Print all of the entries exactly, minus the pictures.

⟨

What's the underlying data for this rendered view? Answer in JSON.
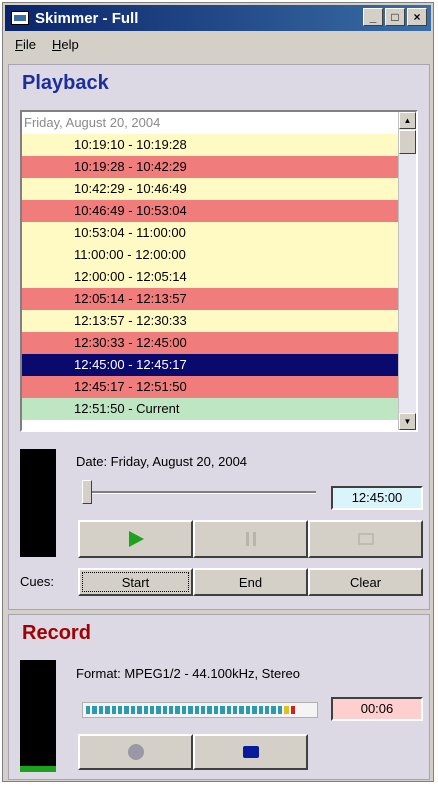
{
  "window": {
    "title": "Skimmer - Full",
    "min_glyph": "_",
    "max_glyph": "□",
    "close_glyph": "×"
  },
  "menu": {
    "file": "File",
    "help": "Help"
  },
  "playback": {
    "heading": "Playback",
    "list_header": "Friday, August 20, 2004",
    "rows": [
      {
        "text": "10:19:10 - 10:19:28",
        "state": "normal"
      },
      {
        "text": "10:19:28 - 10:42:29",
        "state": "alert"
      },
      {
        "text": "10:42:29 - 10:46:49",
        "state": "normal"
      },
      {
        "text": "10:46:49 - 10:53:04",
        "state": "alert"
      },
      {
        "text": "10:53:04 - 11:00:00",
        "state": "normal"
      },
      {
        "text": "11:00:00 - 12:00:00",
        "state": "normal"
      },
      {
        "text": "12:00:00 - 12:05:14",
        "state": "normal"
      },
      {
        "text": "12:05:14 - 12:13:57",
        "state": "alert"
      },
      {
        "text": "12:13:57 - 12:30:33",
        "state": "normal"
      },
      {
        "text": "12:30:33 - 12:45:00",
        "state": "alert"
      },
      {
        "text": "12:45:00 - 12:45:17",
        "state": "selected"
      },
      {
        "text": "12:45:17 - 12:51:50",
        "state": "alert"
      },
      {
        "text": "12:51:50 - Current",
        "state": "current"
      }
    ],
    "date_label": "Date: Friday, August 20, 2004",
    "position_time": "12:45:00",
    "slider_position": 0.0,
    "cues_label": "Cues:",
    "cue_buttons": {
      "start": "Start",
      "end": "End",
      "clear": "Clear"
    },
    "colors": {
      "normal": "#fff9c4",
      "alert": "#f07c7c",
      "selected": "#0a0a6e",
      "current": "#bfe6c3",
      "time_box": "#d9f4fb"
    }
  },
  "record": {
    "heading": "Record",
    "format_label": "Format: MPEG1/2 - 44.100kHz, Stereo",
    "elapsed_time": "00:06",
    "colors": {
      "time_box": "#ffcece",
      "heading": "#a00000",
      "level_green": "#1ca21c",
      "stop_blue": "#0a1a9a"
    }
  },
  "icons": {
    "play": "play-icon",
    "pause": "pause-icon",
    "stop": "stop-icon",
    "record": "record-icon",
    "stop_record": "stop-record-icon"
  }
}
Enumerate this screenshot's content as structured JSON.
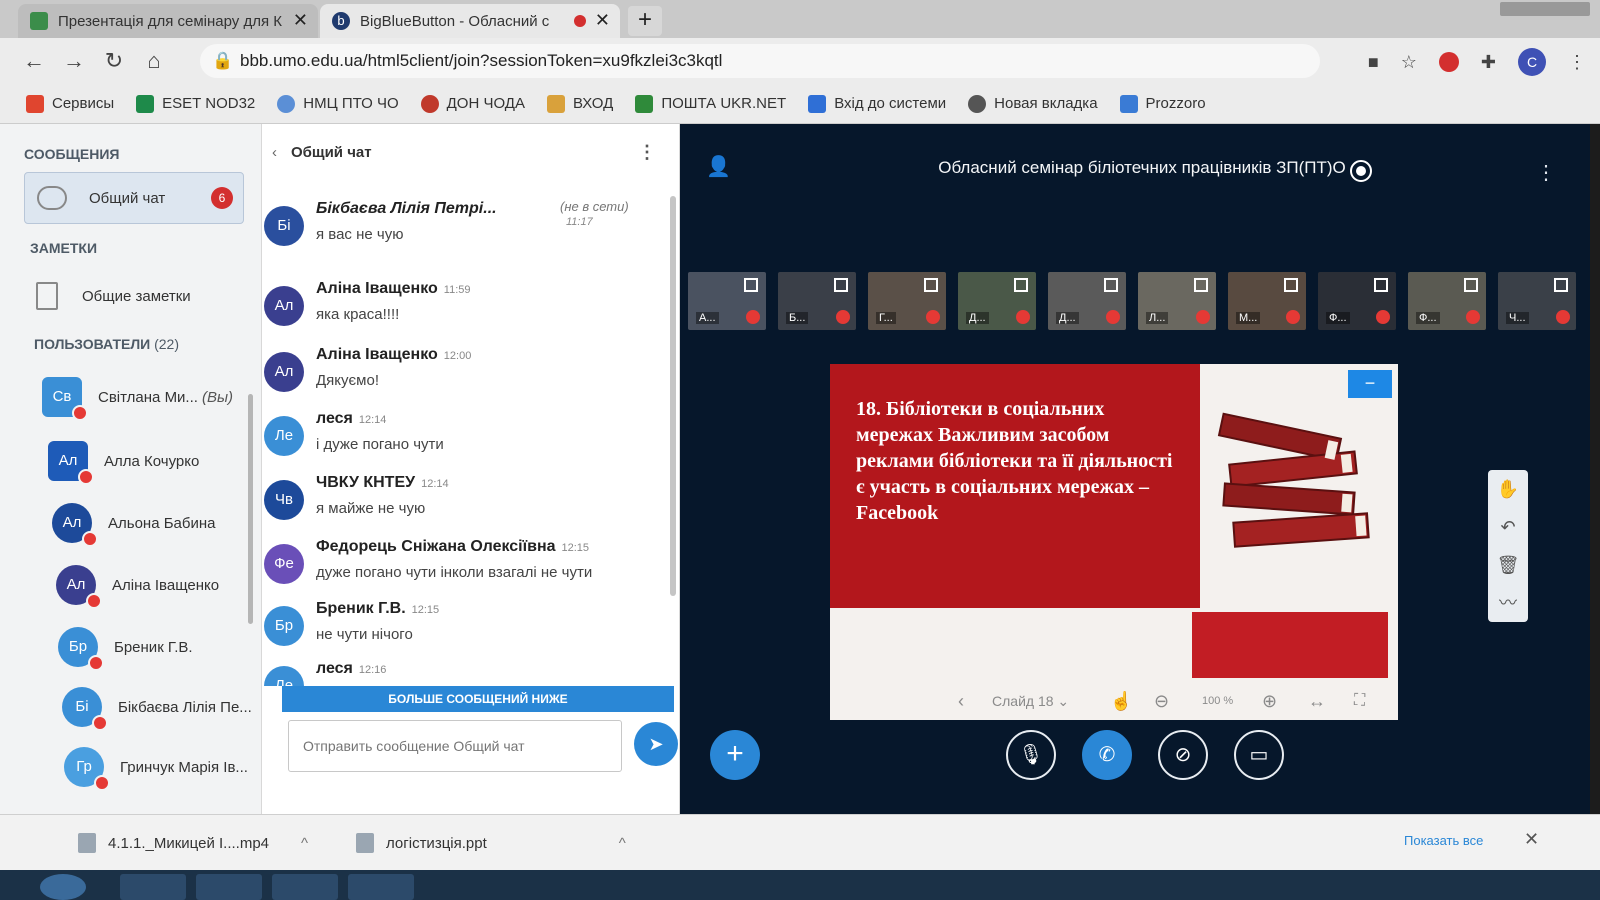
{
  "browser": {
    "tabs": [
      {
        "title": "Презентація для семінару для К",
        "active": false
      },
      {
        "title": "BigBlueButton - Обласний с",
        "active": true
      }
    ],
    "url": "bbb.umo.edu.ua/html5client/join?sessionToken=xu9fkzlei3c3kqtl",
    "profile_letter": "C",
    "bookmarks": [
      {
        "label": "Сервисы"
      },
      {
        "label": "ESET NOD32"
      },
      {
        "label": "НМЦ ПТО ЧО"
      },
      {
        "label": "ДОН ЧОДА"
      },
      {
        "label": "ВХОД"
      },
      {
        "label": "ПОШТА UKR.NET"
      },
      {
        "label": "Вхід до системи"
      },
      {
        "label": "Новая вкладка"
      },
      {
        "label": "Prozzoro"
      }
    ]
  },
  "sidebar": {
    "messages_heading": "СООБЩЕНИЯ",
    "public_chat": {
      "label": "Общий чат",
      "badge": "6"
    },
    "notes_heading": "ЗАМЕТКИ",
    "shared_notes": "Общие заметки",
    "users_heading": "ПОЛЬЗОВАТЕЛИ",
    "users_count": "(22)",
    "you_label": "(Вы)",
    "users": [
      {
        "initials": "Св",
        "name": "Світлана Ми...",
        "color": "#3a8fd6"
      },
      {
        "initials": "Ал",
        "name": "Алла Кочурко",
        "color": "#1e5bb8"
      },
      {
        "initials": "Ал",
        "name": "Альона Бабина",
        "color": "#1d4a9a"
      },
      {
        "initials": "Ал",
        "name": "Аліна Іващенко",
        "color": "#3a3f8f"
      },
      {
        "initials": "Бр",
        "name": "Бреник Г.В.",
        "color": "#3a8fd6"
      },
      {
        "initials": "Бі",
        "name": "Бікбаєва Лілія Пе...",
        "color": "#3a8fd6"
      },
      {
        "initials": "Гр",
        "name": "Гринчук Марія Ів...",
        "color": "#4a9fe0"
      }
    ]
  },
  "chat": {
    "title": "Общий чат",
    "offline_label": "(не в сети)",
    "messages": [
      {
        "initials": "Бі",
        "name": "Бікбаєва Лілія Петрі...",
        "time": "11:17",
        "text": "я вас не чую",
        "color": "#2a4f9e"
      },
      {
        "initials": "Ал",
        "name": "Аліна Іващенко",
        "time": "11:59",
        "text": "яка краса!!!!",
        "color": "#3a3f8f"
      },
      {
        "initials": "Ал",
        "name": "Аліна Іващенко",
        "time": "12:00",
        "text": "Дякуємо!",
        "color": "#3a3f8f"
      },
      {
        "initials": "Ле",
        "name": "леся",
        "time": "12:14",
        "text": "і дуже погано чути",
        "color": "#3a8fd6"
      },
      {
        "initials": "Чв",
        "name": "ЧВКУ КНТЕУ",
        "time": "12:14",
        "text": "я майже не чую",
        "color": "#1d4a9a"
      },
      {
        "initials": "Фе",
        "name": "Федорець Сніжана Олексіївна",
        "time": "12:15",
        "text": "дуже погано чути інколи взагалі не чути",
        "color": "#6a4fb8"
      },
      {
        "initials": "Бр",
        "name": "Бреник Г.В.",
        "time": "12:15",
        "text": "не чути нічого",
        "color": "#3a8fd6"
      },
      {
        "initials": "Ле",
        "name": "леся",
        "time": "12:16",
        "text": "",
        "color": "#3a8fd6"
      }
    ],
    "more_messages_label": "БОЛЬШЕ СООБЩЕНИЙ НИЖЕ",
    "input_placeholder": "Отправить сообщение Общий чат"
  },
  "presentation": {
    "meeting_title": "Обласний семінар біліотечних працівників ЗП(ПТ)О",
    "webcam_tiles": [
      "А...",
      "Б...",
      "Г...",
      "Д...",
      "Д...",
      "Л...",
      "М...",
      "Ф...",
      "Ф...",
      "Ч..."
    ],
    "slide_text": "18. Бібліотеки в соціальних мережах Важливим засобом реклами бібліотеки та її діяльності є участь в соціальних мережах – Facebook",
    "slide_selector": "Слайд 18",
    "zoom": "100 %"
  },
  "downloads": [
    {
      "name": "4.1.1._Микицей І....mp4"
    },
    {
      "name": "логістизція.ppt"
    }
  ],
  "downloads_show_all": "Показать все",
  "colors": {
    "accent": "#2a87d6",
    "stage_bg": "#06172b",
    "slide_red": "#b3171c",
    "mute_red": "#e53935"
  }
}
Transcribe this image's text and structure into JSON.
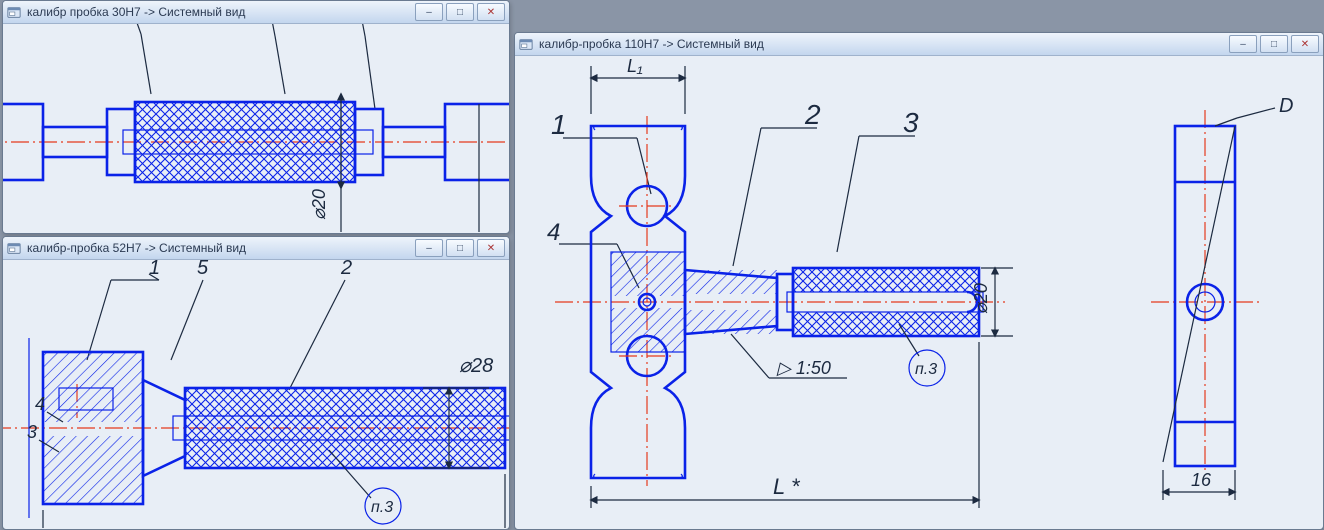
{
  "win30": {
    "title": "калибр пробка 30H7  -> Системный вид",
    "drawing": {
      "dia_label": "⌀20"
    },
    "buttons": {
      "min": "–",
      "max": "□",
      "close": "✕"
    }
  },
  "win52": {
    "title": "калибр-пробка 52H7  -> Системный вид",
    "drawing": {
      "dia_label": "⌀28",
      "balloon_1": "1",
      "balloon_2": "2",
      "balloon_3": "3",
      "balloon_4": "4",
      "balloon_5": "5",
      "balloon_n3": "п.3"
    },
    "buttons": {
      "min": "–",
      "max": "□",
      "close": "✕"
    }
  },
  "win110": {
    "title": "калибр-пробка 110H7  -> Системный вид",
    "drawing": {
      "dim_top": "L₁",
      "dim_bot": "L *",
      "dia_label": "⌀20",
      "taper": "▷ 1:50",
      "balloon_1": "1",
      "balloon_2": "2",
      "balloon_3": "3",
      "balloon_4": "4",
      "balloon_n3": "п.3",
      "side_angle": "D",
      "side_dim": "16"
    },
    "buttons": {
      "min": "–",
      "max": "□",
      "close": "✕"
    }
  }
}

⟩

- _ANSWER FOR THIS EXERCISE_
What's the underlying data for this rendered view? Answer in JSON.
{
  "window": {
    "title": "Skimmer - Full",
    "min_glyph": "_",
    "max_glyph": "□",
    "close_glyph": "×"
  },
  "menu": {
    "file": "File",
    "help": "Help"
  },
  "playback": {
    "heading": "Playback",
    "list_header": "Friday, August 20, 2004",
    "rows": [
      {
        "text": "10:19:10 - 10:19:28",
        "state": "normal"
      },
      {
        "text": "10:19:28 - 10:42:29",
        "state": "alert"
      },
      {
        "text": "10:42:29 - 10:46:49",
        "state": "normal"
      },
      {
        "text": "10:46:49 - 10:53:04",
        "state": "alert"
      },
      {
        "text": "10:53:04 - 11:00:00",
        "state": "normal"
      },
      {
        "text": "11:00:00 - 12:00:00",
        "state": "normal"
      },
      {
        "text": "12:00:00 - 12:05:14",
        "state": "normal"
      },
      {
        "text": "12:05:14 - 12:13:57",
        "state": "alert"
      },
      {
        "text": "12:13:57 - 12:30:33",
        "state": "normal"
      },
      {
        "text": "12:30:33 - 12:45:00",
        "state": "alert"
      },
      {
        "text": "12:45:00 - 12:45:17",
        "state": "selected"
      },
      {
        "text": "12:45:17 - 12:51:50",
        "state": "alert"
      },
      {
        "text": "12:51:50 - Current",
        "state": "current"
      }
    ],
    "date_label": "Date: Friday, August 20, 2004",
    "position_time": "12:45:00",
    "slider_position": 0.0,
    "cues_label": "Cues:",
    "cue_buttons": {
      "start": "Start",
      "end": "End",
      "clear": "Clear"
    },
    "colors": {
      "normal": "#fff9c4",
      "alert": "#f07c7c",
      "selected": "#0a0a6e",
      "current": "#bfe6c3",
      "time_box": "#d9f4fb"
    }
  },
  "record": {
    "heading": "Record",
    "format_label": "Format: MPEG1/2 - 44.100kHz, Stereo",
    "elapsed_time": "00:06",
    "colors": {
      "time_box": "#ffcece",
      "heading": "#a00000",
      "level_green": "#1ca21c",
      "stop_blue": "#0a1a9a"
    }
  },
  "icons": {
    "play": "play-icon",
    "pause": "pause-icon",
    "stop": "stop-icon",
    "record": "record-icon",
    "stop_record": "stop-record-icon"
  }
}
Enumerate this screenshot's content as structured JSON.
{
  "browser": {
    "tabs": [
      {
        "title": "Презентація для семінару для К",
        "active": false
      },
      {
        "title": "BigBlueButton - Обласний с",
        "active": true
      }
    ],
    "url": "bbb.umo.edu.ua/html5client/join?sessionToken=xu9fkzlei3c3kqtl",
    "profile_letter": "C",
    "bookmarks": [
      {
        "label": "Сервисы"
      },
      {
        "label": "ESET NOD32"
      },
      {
        "label": "НМЦ ПТО ЧО"
      },
      {
        "label": "ДОН ЧОДА"
      },
      {
        "label": "ВХОД"
      },
      {
        "label": "ПОШТА UKR.NET"
      },
      {
        "label": "Вхід до системи"
      },
      {
        "label": "Новая вкладка"
      },
      {
        "label": "Prozzoro"
      }
    ]
  },
  "sidebar": {
    "messages_heading": "СООБЩЕНИЯ",
    "public_chat": {
      "label": "Общий чат",
      "badge": "6"
    },
    "notes_heading": "ЗАМЕТКИ",
    "shared_notes": "Общие заметки",
    "users_heading": "ПОЛЬЗОВАТЕЛИ",
    "users_count": "(22)",
    "you_label": "(Вы)",
    "users": [
      {
        "initials": "Св",
        "name": "Світлана Ми...",
        "color": "#3a8fd6"
      },
      {
        "initials": "Ал",
        "name": "Алла Кочурко",
        "color": "#1e5bb8"
      },
      {
        "initials": "Ал",
        "name": "Альона Бабина",
        "color": "#1d4a9a"
      },
      {
        "initials": "Ал",
        "name": "Аліна Іващенко",
        "color": "#3a3f8f"
      },
      {
        "initials": "Бр",
        "name": "Бреник Г.В.",
        "color": "#3a8fd6"
      },
      {
        "initials": "Бі",
        "name": "Бікбаєва Лілія Пе...",
        "color": "#3a8fd6"
      },
      {
        "initials": "Гр",
        "name": "Гринчук Марія Ів...",
        "color": "#4a9fe0"
      }
    ]
  },
  "chat": {
    "title": "Общий чат",
    "offline_label": "(не в сети)",
    "messages": [
      {
        "initials": "Бі",
        "name": "Бікбаєва Лілія Петрі...",
        "time": "11:17",
        "text": "я вас не чую",
        "color": "#2a4f9e"
      },
      {
        "initials": "Ал",
        "name": "Аліна Іващенко",
        "time": "11:59",
        "text": "яка краса!!!!",
        "color": "#3a3f8f"
      },
      {
        "initials": "Ал",
        "name": "Аліна Іващенко",
        "time": "12:00",
        "text": "Дякуємо!",
        "color": "#3a3f8f"
      },
      {
        "initials": "Ле",
        "name": "леся",
        "time": "12:14",
        "text": "і дуже погано чути",
        "color": "#3a8fd6"
      },
      {
        "initials": "Чв",
        "name": "ЧВКУ КНТЕУ",
        "time": "12:14",
        "text": "я майже не чую",
        "color": "#1d4a9a"
      },
      {
        "initials": "Фе",
        "name": "Федорець Сніжана Олексіївна",
        "time": "12:15",
        "text": "дуже погано чути інколи взагалі не чути",
        "color": "#6a4fb8"
      },
      {
        "initials": "Бр",
        "name": "Бреник Г.В.",
        "time": "12:15",
        "text": "не чути нічого",
        "color": "#3a8fd6"
      },
      {
        "initials": "Ле",
        "name": "леся",
        "time": "12:16",
        "text": "",
        "color": "#3a8fd6"
      }
    ],
    "more_messages_label": "БОЛЬШЕ СООБЩЕНИЙ НИЖЕ",
    "input_placeholder": "Отправить сообщение Общий чат"
  },
  "presentation": {
    "meeting_title": "Обласний семінар біліотечних працівників ЗП(ПТ)О",
    "webcam_tiles": [
      "А...",
      "Б...",
      "Г...",
      "Д...",
      "Д...",
      "Л...",
      "М...",
      "Ф...",
      "Ф...",
      "Ч..."
    ],
    "slide_text": "18. Бібліотеки в соціальних мережах Важливим засобом реклами бібліотеки та її діяльності є участь в соціальних мережах – Facebook",
    "slide_selector": "Слайд 18",
    "zoom": "100 %"
  },
  "downloads": [
    {
      "name": "4.1.1._Микицей І....mp4"
    },
    {
      "name": "логістизція.ppt"
    }
  ],
  "downloads_show_all": "Показать все",
  "colors": {
    "accent": "#2a87d6",
    "stage_bg": "#06172b",
    "slide_red": "#b3171c",
    "mute_red": "#e53935"
  }
}
Transcribe this image's text and structure into JSON.
{
  "win30": {
    "title": "калибр пробка 30H7  -> Системный вид",
    "drawing": {
      "dia_label": "⌀20"
    },
    "buttons": {
      "min": "–",
      "max": "□",
      "close": "✕"
    }
  },
  "win52": {
    "title": "калибр-пробка 52H7  -> Системный вид",
    "drawing": {
      "dia_label": "⌀28",
      "balloon_1": "1",
      "balloon_2": "2",
      "balloon_3": "3",
      "balloon_4": "4",
      "balloon_5": "5",
      "balloon_n3": "п.3"
    },
    "buttons": {
      "min": "–",
      "max": "□",
      "close": "✕"
    }
  },
  "win110": {
    "title": "калибр-пробка 110H7  -> Системный вид",
    "drawing": {
      "dim_top": "L₁",
      "dim_bot": "L *",
      "dia_label": "⌀20",
      "taper": "▷ 1:50",
      "balloon_1": "1",
      "balloon_2": "2",
      "balloon_3": "3",
      "balloon_4": "4",
      "balloon_n3": "п.3",
      "side_angle": "D",
      "side_dim": "16"
    },
    "buttons": {
      "min": "–",
      "max": "□",
      "close": "✕"
    }
  }
}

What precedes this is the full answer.